REQUIREMENTS: Collect all the lines that mention the word "lorsque".

DATA SHOWN:
____________________

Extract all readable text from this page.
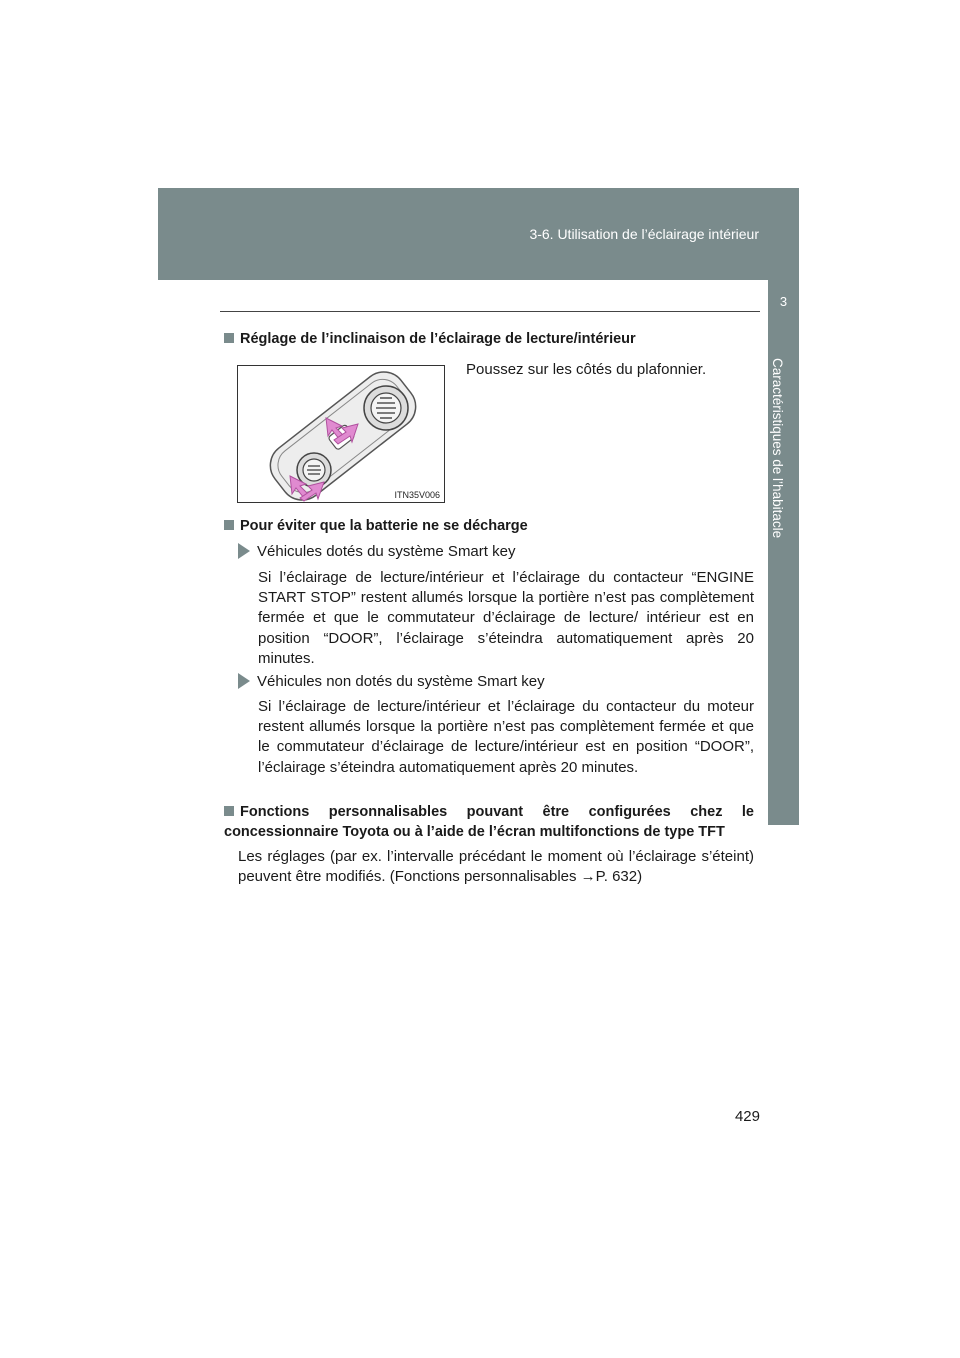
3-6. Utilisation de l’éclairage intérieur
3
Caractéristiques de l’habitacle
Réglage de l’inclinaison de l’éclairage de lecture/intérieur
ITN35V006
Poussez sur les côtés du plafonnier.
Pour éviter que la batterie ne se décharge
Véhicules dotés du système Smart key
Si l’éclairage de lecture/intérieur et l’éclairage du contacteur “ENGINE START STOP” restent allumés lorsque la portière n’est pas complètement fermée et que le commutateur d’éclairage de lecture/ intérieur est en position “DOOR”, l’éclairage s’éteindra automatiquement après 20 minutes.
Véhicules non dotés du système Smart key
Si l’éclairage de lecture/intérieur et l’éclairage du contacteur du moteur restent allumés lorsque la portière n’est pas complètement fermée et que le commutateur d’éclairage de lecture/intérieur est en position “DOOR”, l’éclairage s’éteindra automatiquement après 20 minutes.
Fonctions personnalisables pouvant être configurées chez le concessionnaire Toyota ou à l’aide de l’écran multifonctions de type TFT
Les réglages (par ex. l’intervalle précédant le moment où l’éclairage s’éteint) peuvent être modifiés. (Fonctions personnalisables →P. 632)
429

____________________

TASK RESPONSE:
Si l’éclairage de lecture/intérieur et l’éclairage du contacteur “ENGINE START STOP” restent allumés lorsque la portière n’est pas complètement fermée et que le commutateur d’éclairage de lecture/ intérieur est en position “DOOR”, l’éclairage s’éteindra automatiquement après 20 minutes.
Si l’éclairage de lecture/intérieur et l’éclairage du contacteur du moteur restent allumés lorsque la portière n’est pas complètement fermée et que le commutateur d’éclairage de lecture/intérieur est en position “DOOR”, l’éclairage s’éteindra automatiquement après 20 minutes.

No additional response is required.